YOUR GOAL:
Take the material below and retype it in full; pictures are left out.

(Data entries)
-*-*-
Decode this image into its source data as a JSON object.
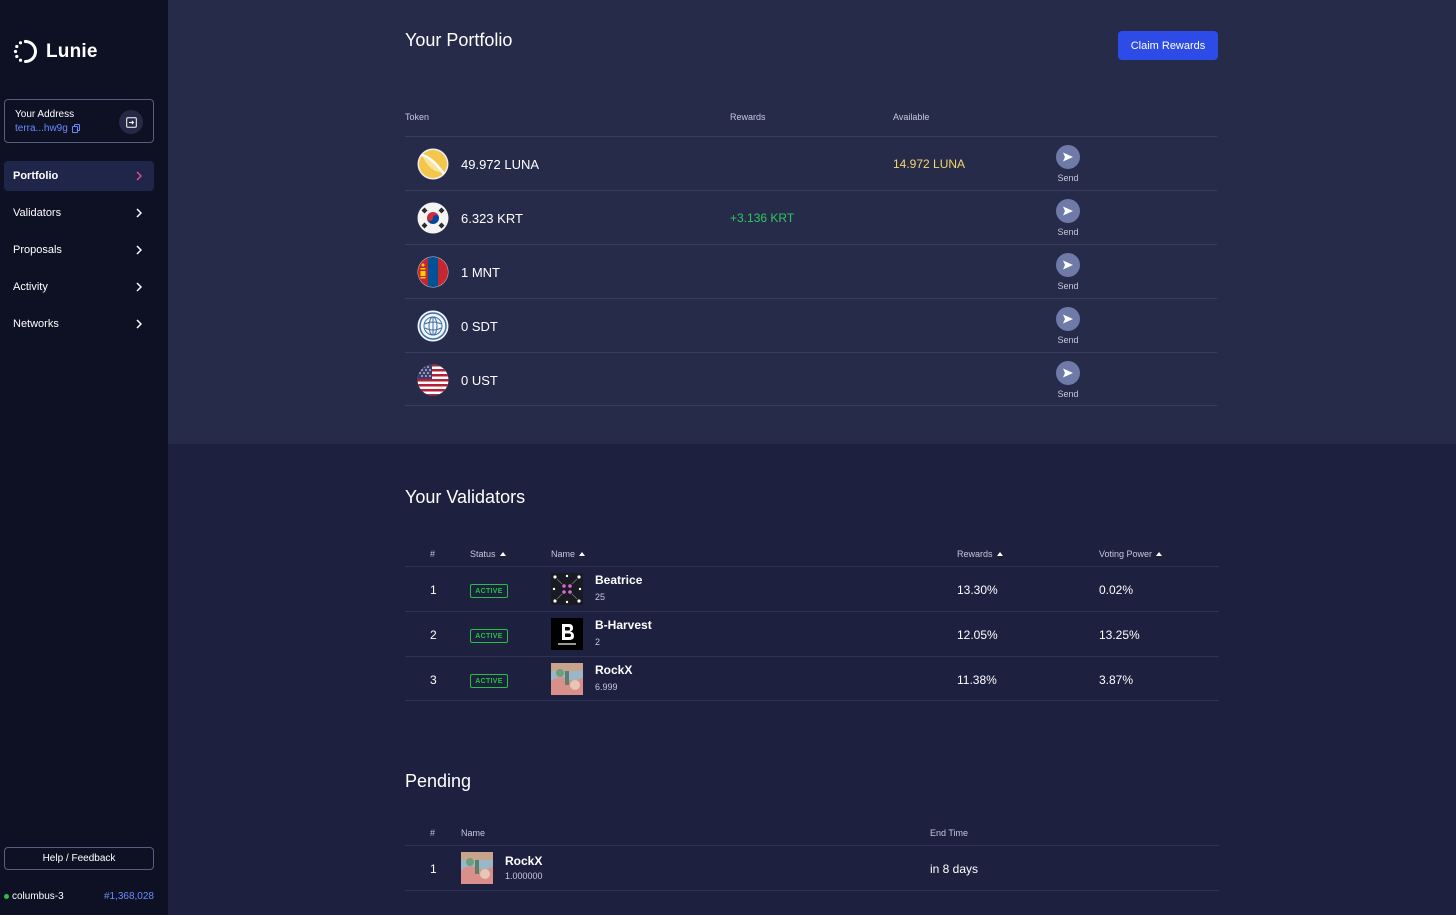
{
  "app": {
    "name": "Lunie"
  },
  "sidebar": {
    "address_label": "Your Address",
    "address_value": "terra...hw9g",
    "nav": [
      {
        "label": "Portfolio",
        "active": true
      },
      {
        "label": "Validators",
        "active": false
      },
      {
        "label": "Proposals",
        "active": false
      },
      {
        "label": "Activity",
        "active": false
      },
      {
        "label": "Networks",
        "active": false
      }
    ],
    "help_label": "Help / Feedback",
    "network": "columbus-3",
    "block": "#1,368,028"
  },
  "portfolio": {
    "title": "Your Portfolio",
    "claim_label": "Claim Rewards",
    "columns": {
      "token": "Token",
      "rewards": "Rewards",
      "available": "Available"
    },
    "tokens": [
      {
        "amount": "49.972 LUNA",
        "rewards": "",
        "available": "14.972 LUNA",
        "icon": "luna-icon"
      },
      {
        "amount": "6.323 KRT",
        "rewards": "+3.136 KRT",
        "available": "",
        "icon": "korea-flag-icon"
      },
      {
        "amount": "1 MNT",
        "rewards": "",
        "available": "",
        "icon": "mongolia-flag-icon"
      },
      {
        "amount": "0 SDT",
        "rewards": "",
        "available": "",
        "icon": "imf-seal-icon"
      },
      {
        "amount": "0 UST",
        "rewards": "",
        "available": "",
        "icon": "usa-flag-icon"
      }
    ],
    "send_label": "Send"
  },
  "validators": {
    "title": "Your Validators",
    "columns": {
      "rank": "#",
      "status": "Status",
      "name": "Name",
      "rewards": "Rewards",
      "power": "Voting Power"
    },
    "rows": [
      {
        "rank": "1",
        "status": "ACTIVE",
        "name": "Beatrice",
        "sub": "25",
        "rewards": "13.30%",
        "power": "0.02%"
      },
      {
        "rank": "2",
        "status": "ACTIVE",
        "name": "B-Harvest",
        "sub": "2",
        "rewards": "12.05%",
        "power": "13.25%"
      },
      {
        "rank": "3",
        "status": "ACTIVE",
        "name": "RockX",
        "sub": "6.999",
        "rewards": "11.38%",
        "power": "3.87%"
      }
    ]
  },
  "pending": {
    "title": "Pending",
    "columns": {
      "rank": "#",
      "name": "Name",
      "end": "End Time"
    },
    "rows": [
      {
        "rank": "1",
        "name": "RockX",
        "sub": "1.000000",
        "end": "in 8 days"
      }
    ]
  },
  "colors": {
    "accent": "#2d4be6",
    "positive": "#2ec75f",
    "available": "#f3d66a",
    "link": "#6a8cff",
    "active": "#25c13f"
  }
}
-*-*-
EXPECTED ANSWER:
Decode this image into its source data as a JSON object.
{
  "app": {
    "name": "Lunie"
  },
  "sidebar": {
    "address_label": "Your Address",
    "address_value": "terra...hw9g",
    "nav": [
      {
        "label": "Portfolio",
        "active": true
      },
      {
        "label": "Validators",
        "active": false
      },
      {
        "label": "Proposals",
        "active": false
      },
      {
        "label": "Activity",
        "active": false
      },
      {
        "label": "Networks",
        "active": false
      }
    ],
    "help_label": "Help / Feedback",
    "network": "columbus-3",
    "block": "#1,368,028"
  },
  "portfolio": {
    "title": "Your Portfolio",
    "claim_label": "Claim Rewards",
    "columns": {
      "token": "Token",
      "rewards": "Rewards",
      "available": "Available"
    },
    "tokens": [
      {
        "amount": "49.972 LUNA",
        "rewards": "",
        "available": "14.972 LUNA",
        "icon": "luna-icon"
      },
      {
        "amount": "6.323 KRT",
        "rewards": "+3.136 KRT",
        "available": "",
        "icon": "korea-flag-icon"
      },
      {
        "amount": "1 MNT",
        "rewards": "",
        "available": "",
        "icon": "mongolia-flag-icon"
      },
      {
        "amount": "0 SDT",
        "rewards": "",
        "available": "",
        "icon": "imf-seal-icon"
      },
      {
        "amount": "0 UST",
        "rewards": "",
        "available": "",
        "icon": "usa-flag-icon"
      }
    ],
    "send_label": "Send"
  },
  "validators": {
    "title": "Your Validators",
    "columns": {
      "rank": "#",
      "status": "Status",
      "name": "Name",
      "rewards": "Rewards",
      "power": "Voting Power"
    },
    "rows": [
      {
        "rank": "1",
        "status": "ACTIVE",
        "name": "Beatrice",
        "sub": "25",
        "rewards": "13.30%",
        "power": "0.02%"
      },
      {
        "rank": "2",
        "status": "ACTIVE",
        "name": "B-Harvest",
        "sub": "2",
        "rewards": "12.05%",
        "power": "13.25%"
      },
      {
        "rank": "3",
        "status": "ACTIVE",
        "name": "RockX",
        "sub": "6.999",
        "rewards": "11.38%",
        "power": "3.87%"
      }
    ]
  },
  "pending": {
    "title": "Pending",
    "columns": {
      "rank": "#",
      "name": "Name",
      "end": "End Time"
    },
    "rows": [
      {
        "rank": "1",
        "name": "RockX",
        "sub": "1.000000",
        "end": "in 8 days"
      }
    ]
  },
  "colors": {
    "accent": "#2d4be6",
    "positive": "#2ec75f",
    "available": "#f3d66a",
    "link": "#6a8cff",
    "active": "#25c13f"
  }
}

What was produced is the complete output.